## start Data supplied

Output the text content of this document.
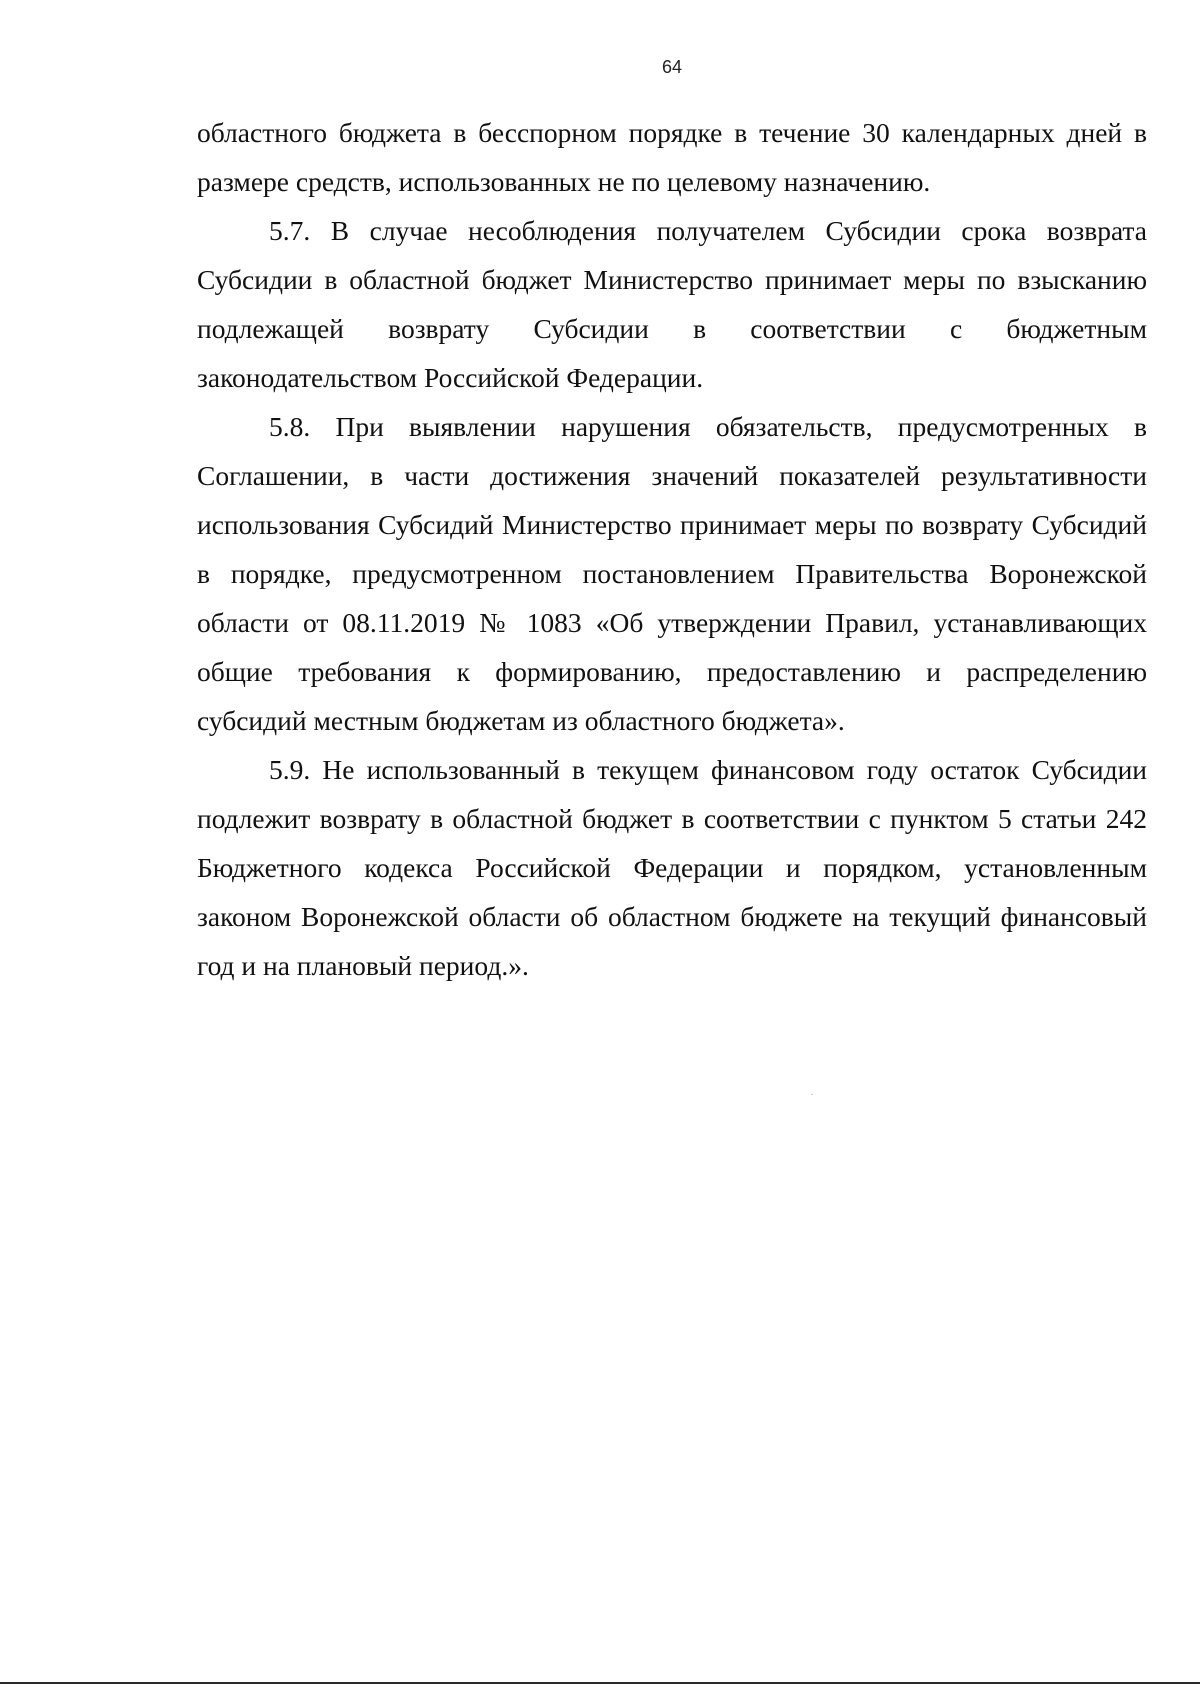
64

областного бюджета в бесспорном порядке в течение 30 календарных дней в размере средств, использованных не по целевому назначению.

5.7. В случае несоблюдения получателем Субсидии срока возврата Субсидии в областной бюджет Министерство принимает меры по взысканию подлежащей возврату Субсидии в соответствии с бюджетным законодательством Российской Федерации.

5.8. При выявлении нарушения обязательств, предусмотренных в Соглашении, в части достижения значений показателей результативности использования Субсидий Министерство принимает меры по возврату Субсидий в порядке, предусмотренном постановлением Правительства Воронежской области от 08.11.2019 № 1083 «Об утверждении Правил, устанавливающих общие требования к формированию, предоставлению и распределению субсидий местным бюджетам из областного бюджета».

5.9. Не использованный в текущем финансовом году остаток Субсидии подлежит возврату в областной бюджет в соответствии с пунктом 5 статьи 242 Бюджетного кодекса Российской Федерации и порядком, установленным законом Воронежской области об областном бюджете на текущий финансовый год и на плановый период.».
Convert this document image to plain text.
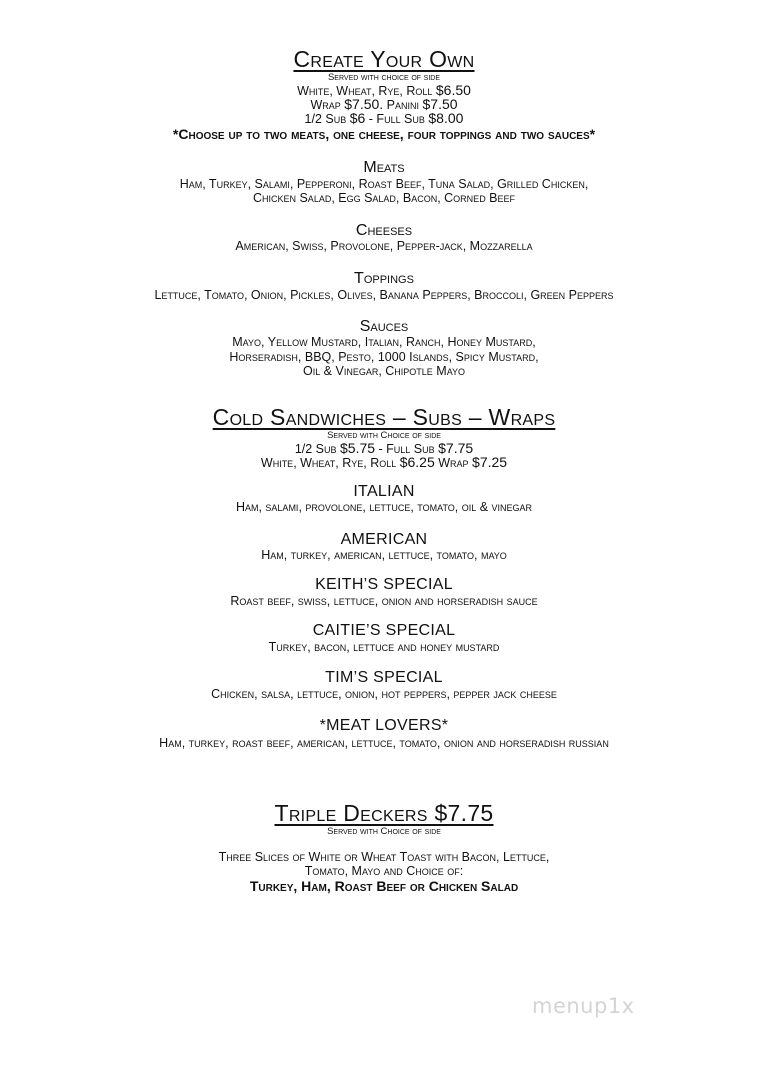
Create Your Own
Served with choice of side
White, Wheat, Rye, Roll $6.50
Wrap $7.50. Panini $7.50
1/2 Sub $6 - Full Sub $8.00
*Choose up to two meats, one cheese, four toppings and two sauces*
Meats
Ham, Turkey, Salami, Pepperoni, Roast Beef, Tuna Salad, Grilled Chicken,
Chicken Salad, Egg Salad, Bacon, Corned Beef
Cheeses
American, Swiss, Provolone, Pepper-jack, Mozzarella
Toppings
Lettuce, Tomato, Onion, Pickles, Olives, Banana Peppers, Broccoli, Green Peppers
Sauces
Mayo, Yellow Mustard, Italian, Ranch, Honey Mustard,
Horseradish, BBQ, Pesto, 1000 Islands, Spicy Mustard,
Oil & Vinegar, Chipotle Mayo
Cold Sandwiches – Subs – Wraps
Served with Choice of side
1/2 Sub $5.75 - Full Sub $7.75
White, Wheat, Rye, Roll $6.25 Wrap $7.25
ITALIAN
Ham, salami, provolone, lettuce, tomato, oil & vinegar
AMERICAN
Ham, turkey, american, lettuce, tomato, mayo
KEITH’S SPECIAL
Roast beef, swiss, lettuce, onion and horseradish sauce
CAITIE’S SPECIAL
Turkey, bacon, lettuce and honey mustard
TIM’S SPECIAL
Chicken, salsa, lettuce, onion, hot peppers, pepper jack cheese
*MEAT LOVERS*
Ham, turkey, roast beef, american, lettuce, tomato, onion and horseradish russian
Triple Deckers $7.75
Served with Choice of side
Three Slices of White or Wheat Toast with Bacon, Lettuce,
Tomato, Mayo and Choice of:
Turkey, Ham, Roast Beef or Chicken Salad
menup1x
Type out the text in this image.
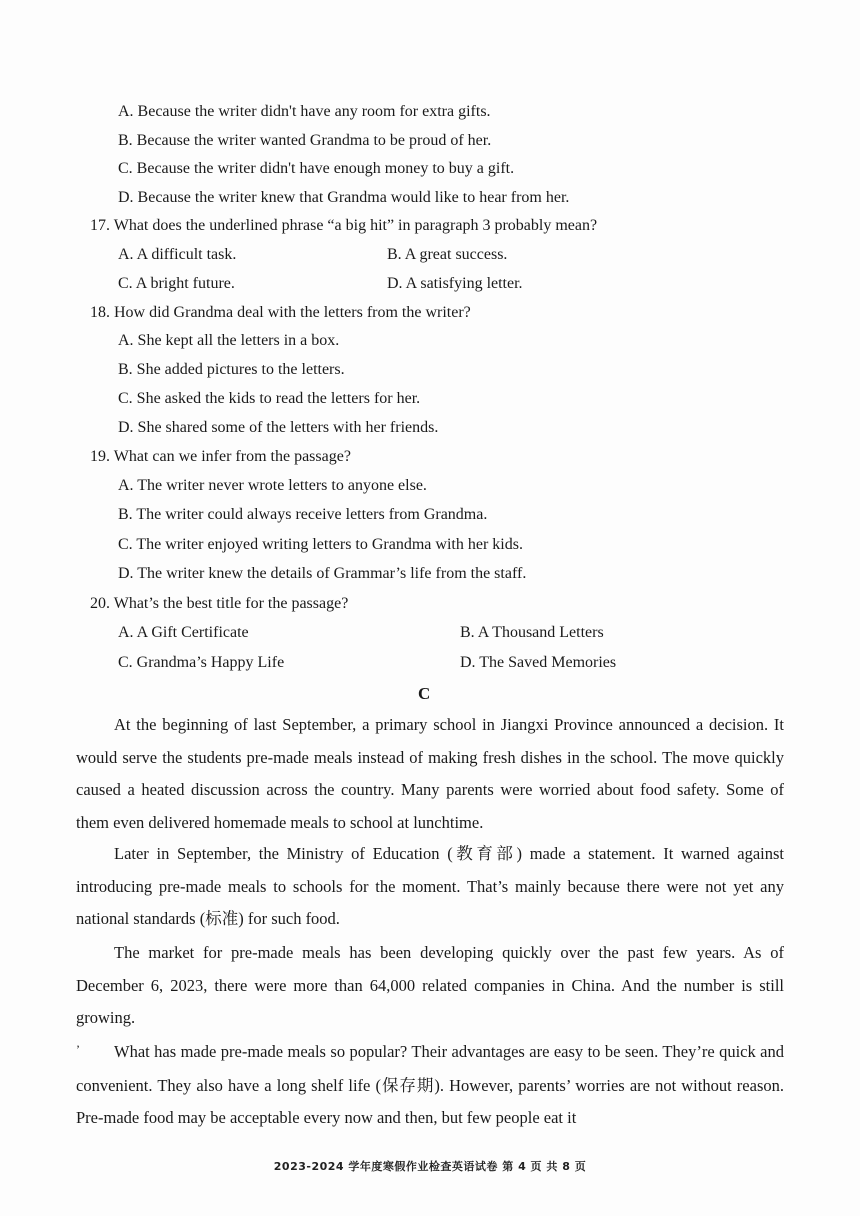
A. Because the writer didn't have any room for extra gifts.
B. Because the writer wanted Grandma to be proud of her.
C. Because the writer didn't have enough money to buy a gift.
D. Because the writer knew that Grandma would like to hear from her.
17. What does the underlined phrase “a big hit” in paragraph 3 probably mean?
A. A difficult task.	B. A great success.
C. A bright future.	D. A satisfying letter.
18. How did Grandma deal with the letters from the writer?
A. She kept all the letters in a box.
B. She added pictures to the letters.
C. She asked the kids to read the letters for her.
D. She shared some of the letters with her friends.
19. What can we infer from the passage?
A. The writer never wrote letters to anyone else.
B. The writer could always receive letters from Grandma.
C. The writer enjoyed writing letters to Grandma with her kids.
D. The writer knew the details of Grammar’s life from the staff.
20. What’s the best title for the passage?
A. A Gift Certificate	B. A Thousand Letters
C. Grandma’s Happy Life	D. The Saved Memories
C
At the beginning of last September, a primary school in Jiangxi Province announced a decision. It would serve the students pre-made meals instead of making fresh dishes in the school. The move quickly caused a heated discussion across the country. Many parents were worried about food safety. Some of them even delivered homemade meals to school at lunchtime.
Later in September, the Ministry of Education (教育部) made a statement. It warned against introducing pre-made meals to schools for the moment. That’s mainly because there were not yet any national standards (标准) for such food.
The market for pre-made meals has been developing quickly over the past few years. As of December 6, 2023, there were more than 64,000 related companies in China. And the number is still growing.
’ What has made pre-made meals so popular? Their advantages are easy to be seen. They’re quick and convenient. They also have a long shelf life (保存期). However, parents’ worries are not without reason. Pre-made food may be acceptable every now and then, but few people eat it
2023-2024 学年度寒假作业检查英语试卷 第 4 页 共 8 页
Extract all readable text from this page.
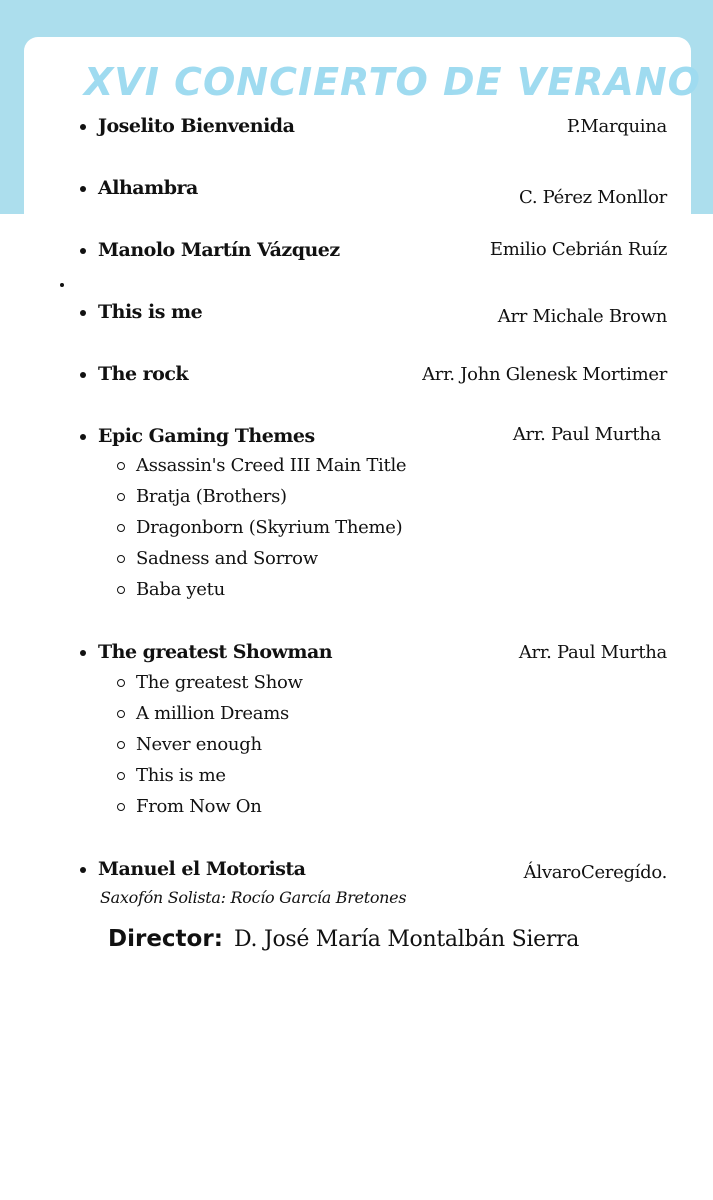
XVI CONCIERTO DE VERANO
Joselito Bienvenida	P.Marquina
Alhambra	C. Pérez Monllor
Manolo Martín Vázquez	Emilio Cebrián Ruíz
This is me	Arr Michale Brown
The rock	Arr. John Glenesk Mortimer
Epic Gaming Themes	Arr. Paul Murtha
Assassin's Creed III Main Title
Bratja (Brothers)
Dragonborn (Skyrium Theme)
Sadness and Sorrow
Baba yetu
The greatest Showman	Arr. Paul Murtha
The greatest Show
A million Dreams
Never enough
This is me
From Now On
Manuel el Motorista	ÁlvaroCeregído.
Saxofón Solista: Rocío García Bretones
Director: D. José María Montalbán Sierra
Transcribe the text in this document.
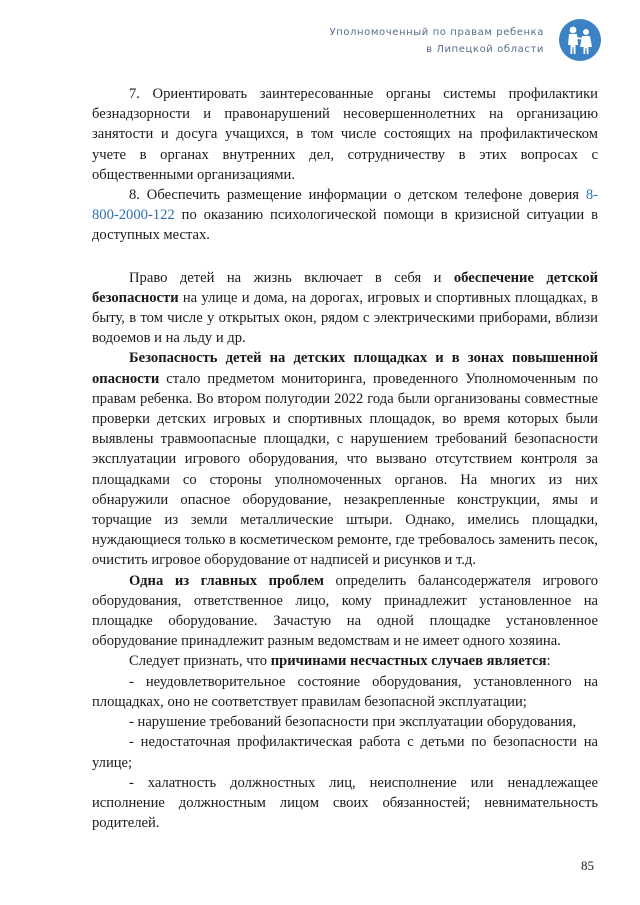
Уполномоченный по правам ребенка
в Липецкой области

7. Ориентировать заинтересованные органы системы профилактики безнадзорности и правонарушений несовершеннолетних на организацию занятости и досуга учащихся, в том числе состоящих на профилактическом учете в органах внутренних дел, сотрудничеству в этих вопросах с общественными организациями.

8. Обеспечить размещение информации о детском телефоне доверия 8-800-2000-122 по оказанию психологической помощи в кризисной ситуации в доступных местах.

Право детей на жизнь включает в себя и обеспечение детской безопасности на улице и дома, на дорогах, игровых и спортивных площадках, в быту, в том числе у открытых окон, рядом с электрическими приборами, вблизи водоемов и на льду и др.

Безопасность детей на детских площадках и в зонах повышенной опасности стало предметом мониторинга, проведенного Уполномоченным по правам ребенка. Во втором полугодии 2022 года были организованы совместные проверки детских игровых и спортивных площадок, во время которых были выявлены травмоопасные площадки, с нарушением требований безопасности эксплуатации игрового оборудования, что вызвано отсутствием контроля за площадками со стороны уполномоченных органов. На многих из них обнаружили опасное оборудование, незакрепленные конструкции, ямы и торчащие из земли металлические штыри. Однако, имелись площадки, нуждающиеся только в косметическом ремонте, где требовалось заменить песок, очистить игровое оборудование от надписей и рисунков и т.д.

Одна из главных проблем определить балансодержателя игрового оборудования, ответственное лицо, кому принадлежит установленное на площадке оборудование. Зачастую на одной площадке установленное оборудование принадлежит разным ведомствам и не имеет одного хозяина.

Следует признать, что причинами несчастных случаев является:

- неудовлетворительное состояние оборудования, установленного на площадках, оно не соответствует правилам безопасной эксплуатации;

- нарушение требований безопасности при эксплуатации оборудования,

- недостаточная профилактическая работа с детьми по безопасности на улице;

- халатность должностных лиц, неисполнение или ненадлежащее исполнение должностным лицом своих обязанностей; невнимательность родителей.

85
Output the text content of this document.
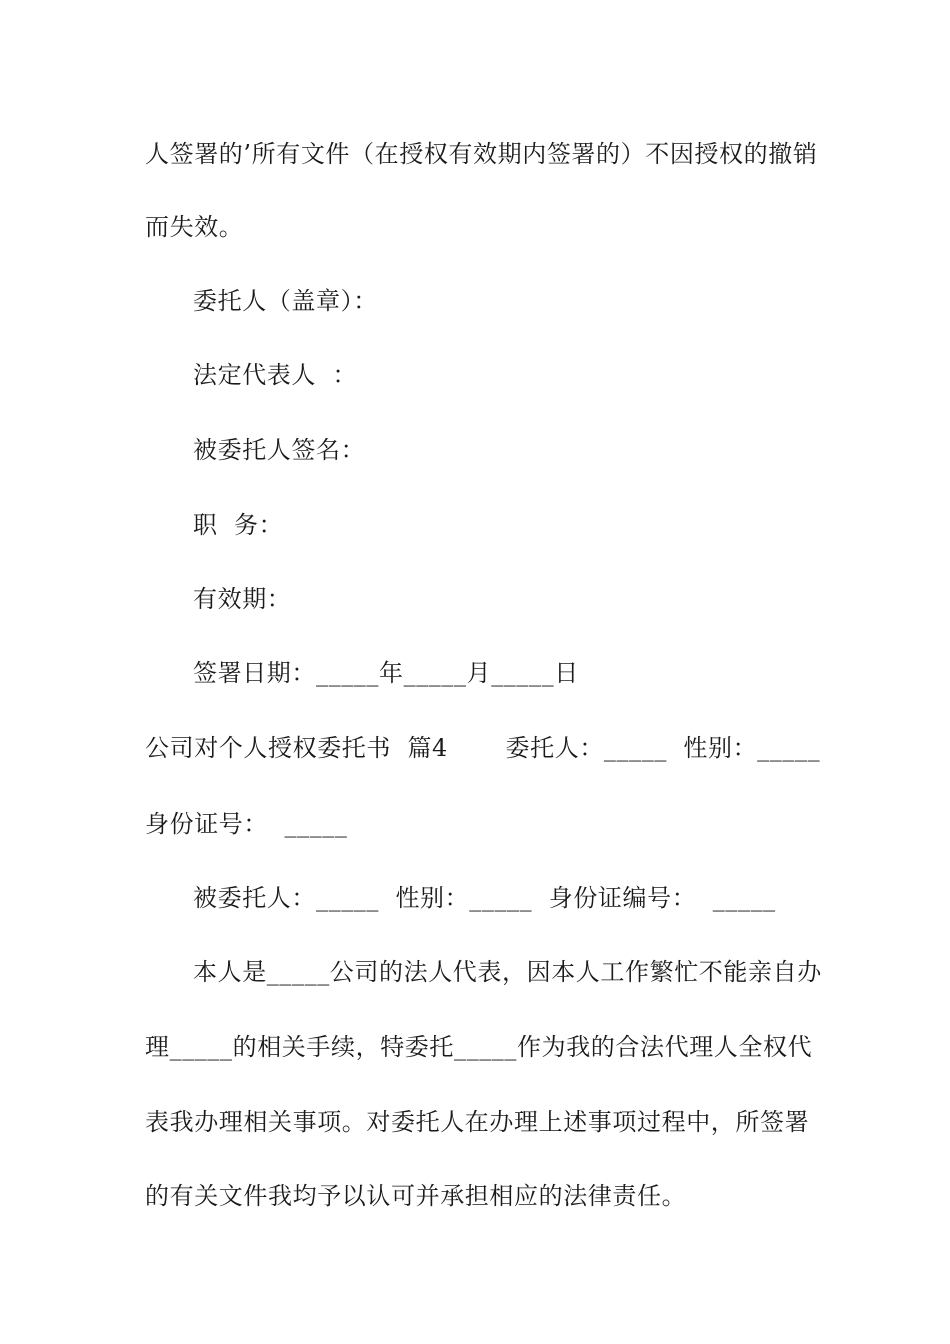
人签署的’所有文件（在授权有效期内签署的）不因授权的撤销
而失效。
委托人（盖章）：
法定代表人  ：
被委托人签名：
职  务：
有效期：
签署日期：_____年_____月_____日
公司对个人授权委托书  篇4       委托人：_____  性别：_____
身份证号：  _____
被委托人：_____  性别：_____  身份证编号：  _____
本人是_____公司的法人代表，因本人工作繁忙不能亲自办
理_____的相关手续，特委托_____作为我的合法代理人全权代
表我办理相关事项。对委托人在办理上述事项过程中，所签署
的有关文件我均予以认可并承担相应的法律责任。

## end Data supplied

→ What you have to do:
Copy out each line in the preceding records that contains "didn".

→ Written reply:
A. Because the writer didn't have any room for extra gifts.
C. Because the writer didn't have enough money to buy a gift.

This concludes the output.